In your copy, repeat the records exactly and leave out the pictures.

Start of Supplied information

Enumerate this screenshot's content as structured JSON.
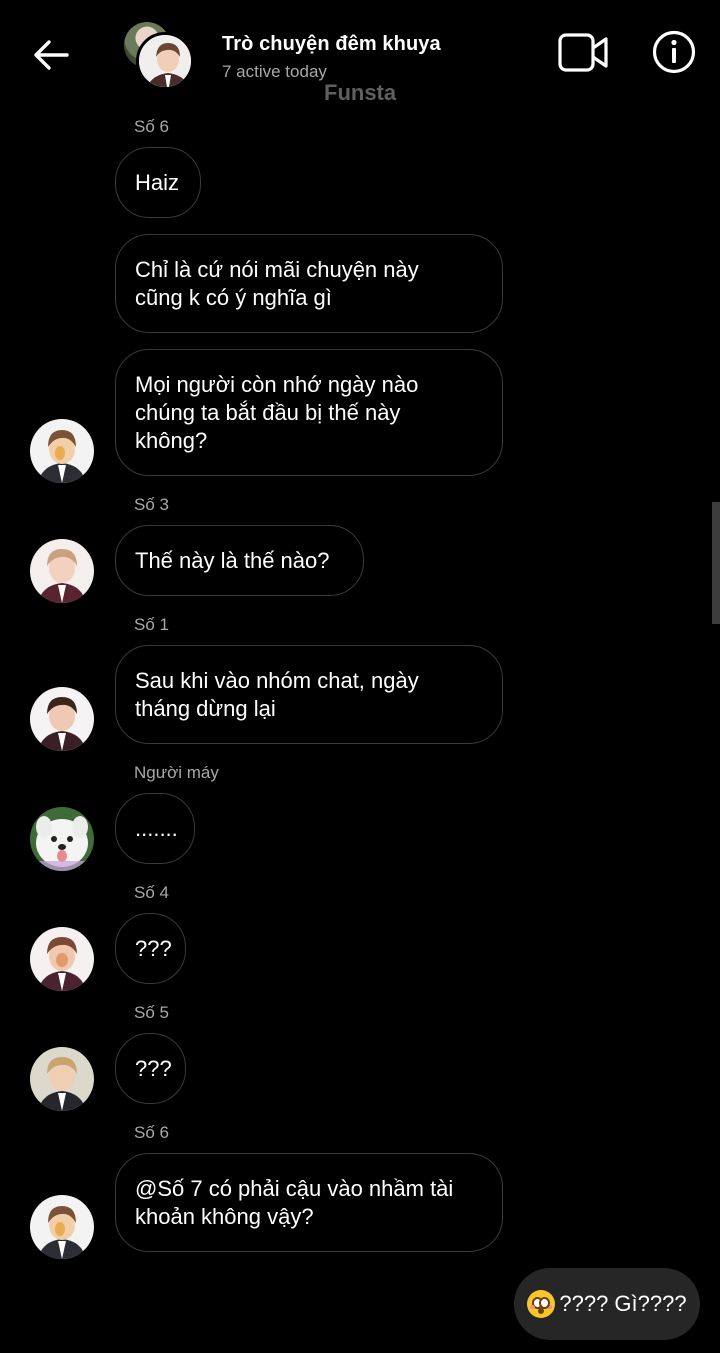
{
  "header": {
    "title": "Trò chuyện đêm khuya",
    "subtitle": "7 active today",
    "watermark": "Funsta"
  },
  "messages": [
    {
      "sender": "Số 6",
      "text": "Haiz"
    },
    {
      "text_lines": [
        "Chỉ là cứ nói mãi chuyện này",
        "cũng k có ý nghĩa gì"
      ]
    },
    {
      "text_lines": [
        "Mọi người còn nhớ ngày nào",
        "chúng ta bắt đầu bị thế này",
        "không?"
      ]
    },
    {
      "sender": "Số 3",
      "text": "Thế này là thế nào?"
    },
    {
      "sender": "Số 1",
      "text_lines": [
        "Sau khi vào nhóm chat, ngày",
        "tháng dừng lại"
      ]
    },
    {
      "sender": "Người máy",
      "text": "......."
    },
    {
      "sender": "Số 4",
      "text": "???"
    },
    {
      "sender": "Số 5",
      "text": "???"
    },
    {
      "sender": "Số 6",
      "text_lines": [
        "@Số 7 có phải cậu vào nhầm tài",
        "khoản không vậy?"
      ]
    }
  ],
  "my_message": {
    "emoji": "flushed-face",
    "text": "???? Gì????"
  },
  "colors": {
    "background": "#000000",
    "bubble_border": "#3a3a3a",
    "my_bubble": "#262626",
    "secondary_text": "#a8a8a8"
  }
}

End of Supplied information

__Problem solution__
Enumerate this screenshot's content as structured JSON.
{
  "header": {
    "title": "Trò chuyện đêm khuya",
    "subtitle": "7 active today",
    "watermark": "Funsta"
  },
  "messages": [
    {
      "sender": "Số 6",
      "text": "Haiz"
    },
    {
      "text_lines": [
        "Chỉ là cứ nói mãi chuyện này",
        "cũng k có ý nghĩa gì"
      ]
    },
    {
      "text_lines": [
        "Mọi người còn nhớ ngày nào",
        "chúng ta bắt đầu bị thế này",
        "không?"
      ]
    },
    {
      "sender": "Số 3",
      "text": "Thế này là thế nào?"
    },
    {
      "sender": "Số 1",
      "text_lines": [
        "Sau khi vào nhóm chat, ngày",
        "tháng dừng lại"
      ]
    },
    {
      "sender": "Người máy",
      "text": "......."
    },
    {
      "sender": "Số 4",
      "text": "???"
    },
    {
      "sender": "Số 5",
      "text": "???"
    },
    {
      "sender": "Số 6",
      "text_lines": [
        "@Số 7 có phải cậu vào nhầm tài",
        "khoản không vậy?"
      ]
    }
  ],
  "my_message": {
    "emoji": "flushed-face",
    "text": "???? Gì????"
  },
  "colors": {
    "background": "#000000",
    "bubble_border": "#3a3a3a",
    "my_bubble": "#262626",
    "secondary_text": "#a8a8a8"
  }
}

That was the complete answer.